━━━ Records supplied ━━━
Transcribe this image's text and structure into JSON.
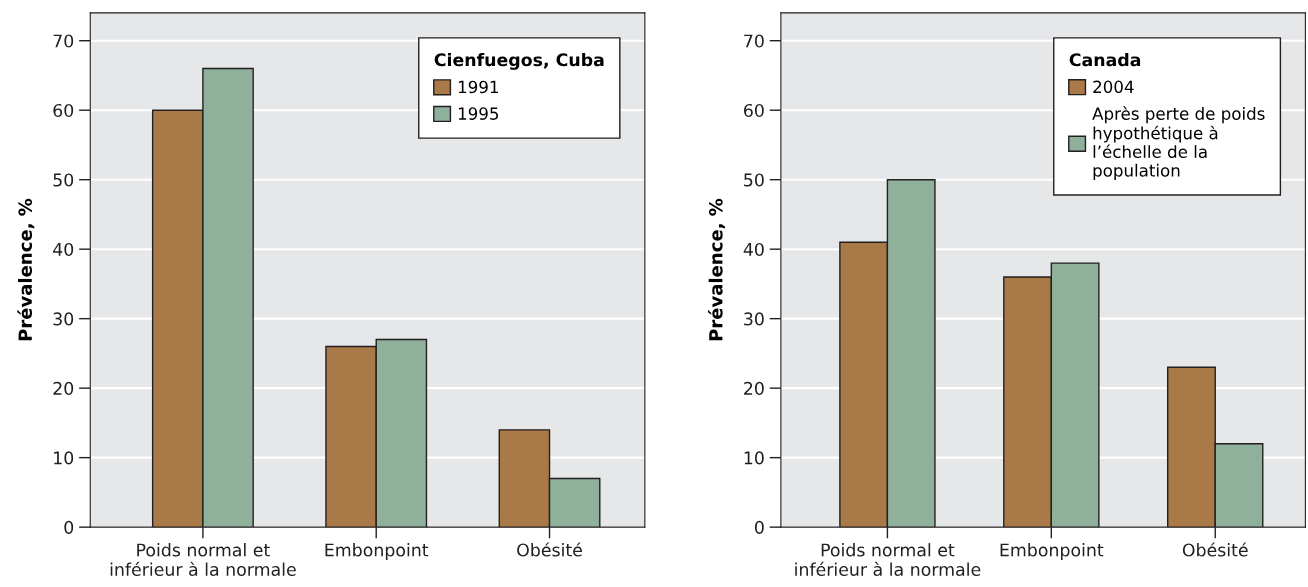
{
  "chart_data": [
    {
      "type": "bar",
      "ylabel": "Prévalence, %",
      "legend_title": "Cienfuegos, Cuba",
      "legend": "top right",
      "grid": "y",
      "categories": [
        "Poids normal et\ninférieur à la normale",
        "Embonpoint",
        "Obésité"
      ],
      "series": [
        {
          "name": "1991",
          "color": "#a97a48",
          "values": [
            60,
            26,
            14
          ]
        },
        {
          "name": "1995",
          "color": "#8fb09b",
          "values": [
            66,
            27,
            7
          ]
        }
      ],
      "ylim": [
        0,
        74
      ],
      "yticks": [
        0,
        10,
        20,
        30,
        40,
        50,
        60,
        70
      ]
    },
    {
      "type": "bar",
      "ylabel": "Prévalence, %",
      "legend_title": "Canada",
      "legend": "top right",
      "grid": "y",
      "categories": [
        "Poids normal et\ninférieur à la normale",
        "Embonpoint",
        "Obésité"
      ],
      "series": [
        {
          "name": "2004",
          "color": "#a97a48",
          "values": [
            41,
            36,
            23
          ]
        },
        {
          "name": "Après perte de poids\nhypothétique à\nl’échelle de la\npopulation",
          "color": "#8fb09b",
          "values": [
            50,
            38,
            12
          ]
        }
      ],
      "ylim": [
        0,
        74
      ],
      "yticks": [
        0,
        10,
        20,
        30,
        40,
        50,
        60,
        70
      ]
    }
  ]
}
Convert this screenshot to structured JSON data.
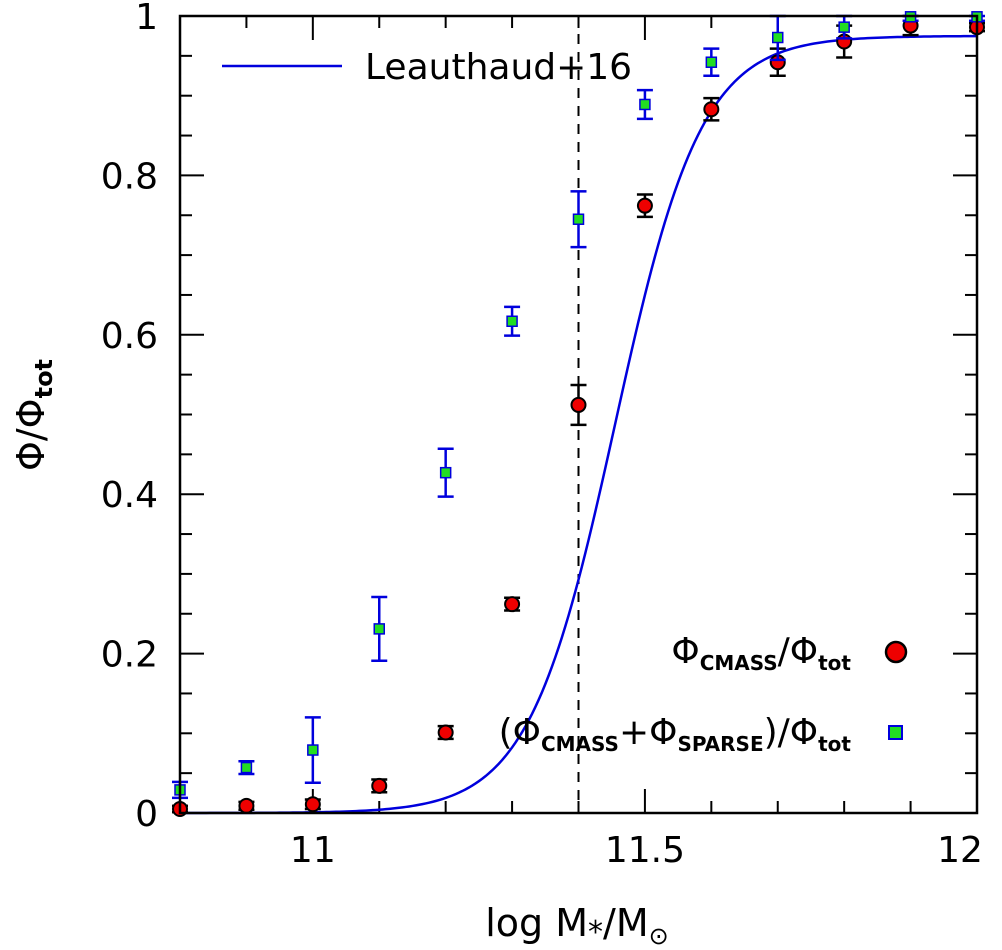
{
  "chart_data": {
    "type": "scatter",
    "xlabel": "log M",
    "xlabel_sub": "*",
    "xlabel_denom": "M",
    "xlabel_denom_sub": "⊙",
    "ylabel": "Φ/Φ",
    "ylabel_sub": "tot",
    "xlim": [
      10.8,
      12.0
    ],
    "ylim": [
      0,
      1
    ],
    "x_ticks": [
      "11",
      "11.5",
      "12"
    ],
    "y_ticks": [
      "0",
      "0.2",
      "0.4",
      "0.6",
      "0.8",
      "1"
    ],
    "vertical_line_x": 11.4,
    "series": [
      {
        "name": "Leauthaud+16",
        "type": "line",
        "color": "#0000dd",
        "model": "logistic",
        "center": 11.455,
        "width": 0.065,
        "max": 0.975
      },
      {
        "name": "ΦCMASS/Φtot",
        "type": "scatter",
        "marker": "circle",
        "color": "#ee0000",
        "errorbar_color": "#000000",
        "points": [
          {
            "x": 10.8,
            "y": 0.005,
            "err": 0.004
          },
          {
            "x": 10.9,
            "y": 0.009,
            "err": 0.005
          },
          {
            "x": 11.0,
            "y": 0.011,
            "err": 0.006
          },
          {
            "x": 11.1,
            "y": 0.034,
            "err": 0.008
          },
          {
            "x": 11.2,
            "y": 0.101,
            "err": 0.008
          },
          {
            "x": 11.3,
            "y": 0.262,
            "err": 0.008
          },
          {
            "x": 11.4,
            "y": 0.512,
            "err": 0.025
          },
          {
            "x": 11.5,
            "y": 0.762,
            "err": 0.014
          },
          {
            "x": 11.6,
            "y": 0.883,
            "err": 0.014
          },
          {
            "x": 11.7,
            "y": 0.942,
            "err": 0.017
          },
          {
            "x": 11.8,
            "y": 0.968,
            "err": 0.02
          },
          {
            "x": 11.9,
            "y": 0.988,
            "err": 0.012
          },
          {
            "x": 12.0,
            "y": 0.986,
            "err": 0.005
          }
        ]
      },
      {
        "name": "(ΦCMASS+ΦSPARSE)/Φtot",
        "type": "scatter",
        "marker": "square",
        "color": "#22dd22",
        "errorbar_color": "#0000dd",
        "points": [
          {
            "x": 10.8,
            "y": 0.029,
            "err": 0.01
          },
          {
            "x": 10.9,
            "y": 0.057,
            "err": 0.008
          },
          {
            "x": 11.0,
            "y": 0.079,
            "err": 0.041
          },
          {
            "x": 11.1,
            "y": 0.231,
            "err": 0.04
          },
          {
            "x": 11.2,
            "y": 0.427,
            "err": 0.03
          },
          {
            "x": 11.3,
            "y": 0.617,
            "err": 0.018
          },
          {
            "x": 11.4,
            "y": 0.745,
            "err": 0.035
          },
          {
            "x": 11.5,
            "y": 0.889,
            "err": 0.018
          },
          {
            "x": 11.6,
            "y": 0.942,
            "err": 0.017
          },
          {
            "x": 11.7,
            "y": 0.973,
            "err": 0.028
          },
          {
            "x": 11.8,
            "y": 0.986,
            "err": 0.014
          },
          {
            "x": 11.9,
            "y": 0.999,
            "err": 0.005
          },
          {
            "x": 12.0,
            "y": 0.999,
            "err": 0.005
          }
        ]
      }
    ],
    "legend": {
      "line_label": "Leauthaud+16",
      "circle_label": {
        "open": "Φ",
        "sub1": "CMASS",
        "mid": "/Φ",
        "sub2": "tot"
      },
      "square_label": {
        "open": "(Φ",
        "sub1": "CMASS",
        "mid": "+Φ",
        "sub2": "SPARSE",
        "close": ")/Φ",
        "sub3": "tot"
      },
      "placement": "line: top-left; markers: bottom-right"
    }
  }
}
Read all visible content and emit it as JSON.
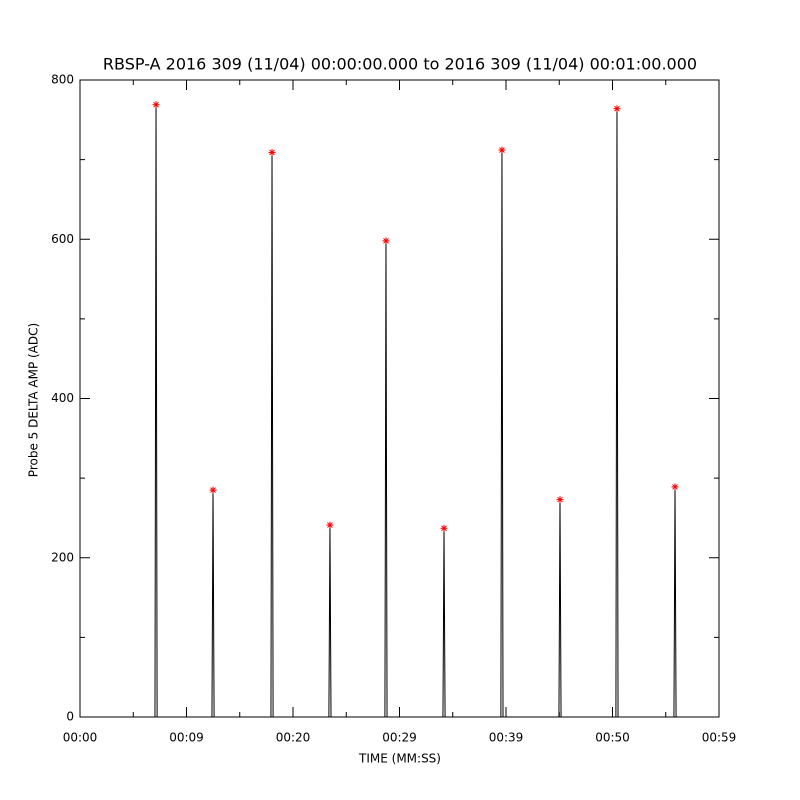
{
  "chart_data": {
    "type": "line",
    "title": "RBSP-A 2016 309 (11/04) 00:00:00.000 to 2016 309 (11/04) 00:01:00.000",
    "xlabel": "TIME (MM:SS)",
    "ylabel": "Probe 5 DELTA AMP (ADC)",
    "xlim": [
      0,
      60
    ],
    "ylim": [
      0,
      800
    ],
    "xticks": [
      {
        "value": 0,
        "label": "00:00"
      },
      {
        "value": 10,
        "label": "00:09"
      },
      {
        "value": 20,
        "label": "00:20"
      },
      {
        "value": 30,
        "label": "00:29"
      },
      {
        "value": 40,
        "label": "00:39"
      },
      {
        "value": 50,
        "label": "00:50"
      },
      {
        "value": 60,
        "label": "00:59"
      }
    ],
    "yticks": [
      0,
      200,
      400,
      600,
      800
    ],
    "xminorticks": [
      5,
      15,
      25,
      35,
      45,
      55
    ],
    "yminorticks": [
      100,
      300,
      500,
      700
    ],
    "series": [
      {
        "type": "line",
        "color": "#000000",
        "x": [
          3,
          7.04,
          7.14,
          7.24,
          12.39,
          12.49,
          12.59,
          17.93,
          18.03,
          18.13,
          23.37,
          23.47,
          23.57,
          28.63,
          28.73,
          28.83,
          34.08,
          34.18,
          34.28,
          39.52,
          39.62,
          39.72,
          44.97,
          45.07,
          45.17,
          50.32,
          50.42,
          50.52,
          55.77,
          55.87,
          55.97,
          59.5
        ],
        "values": [
          0,
          0,
          769,
          0,
          0,
          285,
          0,
          0,
          709,
          0,
          0,
          241,
          0,
          0,
          598,
          0,
          0,
          237,
          0,
          0,
          712,
          0,
          0,
          273,
          0,
          0,
          764,
          0,
          0,
          289,
          0,
          0
        ]
      },
      {
        "type": "scatter",
        "color": "#ff0000",
        "x": [
          7.14,
          12.49,
          18.03,
          23.47,
          28.73,
          34.18,
          39.62,
          45.07,
          50.42,
          55.87
        ],
        "values": [
          769,
          285,
          709,
          241,
          598,
          237,
          712,
          273,
          764,
          289
        ]
      }
    ]
  }
}
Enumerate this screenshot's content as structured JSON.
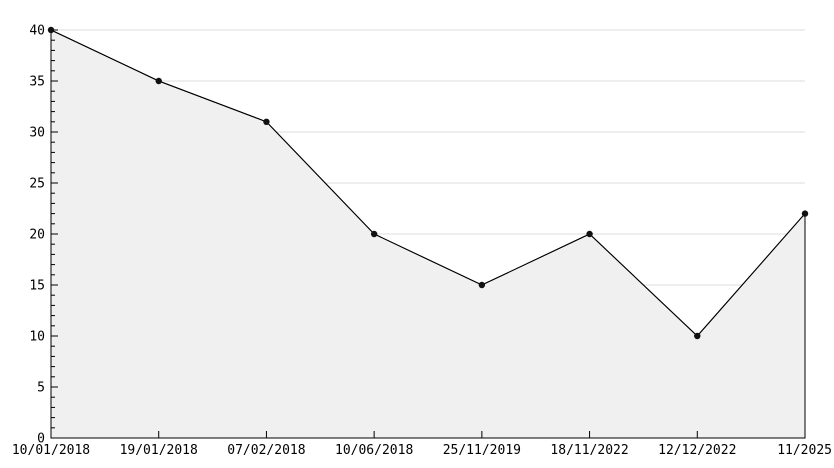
{
  "chart_data": {
    "type": "area",
    "title": "",
    "xlabel": "",
    "ylabel": "",
    "categories": [
      "10/01/2018",
      "19/01/2018",
      "07/02/2018",
      "10/06/2018",
      "25/11/2019",
      "18/11/2022",
      "12/12/2022",
      "11/2025"
    ],
    "values": [
      40,
      35,
      31,
      20,
      15,
      20,
      10,
      22
    ],
    "ylim": [
      0,
      40
    ],
    "y_major_step": 5,
    "y_minor_step": 1,
    "y_tick_labels": [
      "0",
      "5",
      "10",
      "15",
      "20",
      "25",
      "30",
      "35",
      "40"
    ],
    "grid": "horizontal-major",
    "legend_position": "none",
    "colors": {
      "line": "#000000",
      "marker": "#111111",
      "area_fill": "#f0f0f0",
      "gridline": "#dddddd",
      "axis": "#000000",
      "background": "#ffffff",
      "label_text": "#000000"
    }
  }
}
━━━
### Exercise aim
In the records above, locate each line with the word "content". Copy all such lines.

### Response
Read all visible content and emit it as JSON.
Enumerate this screenshot's content as structured JSON.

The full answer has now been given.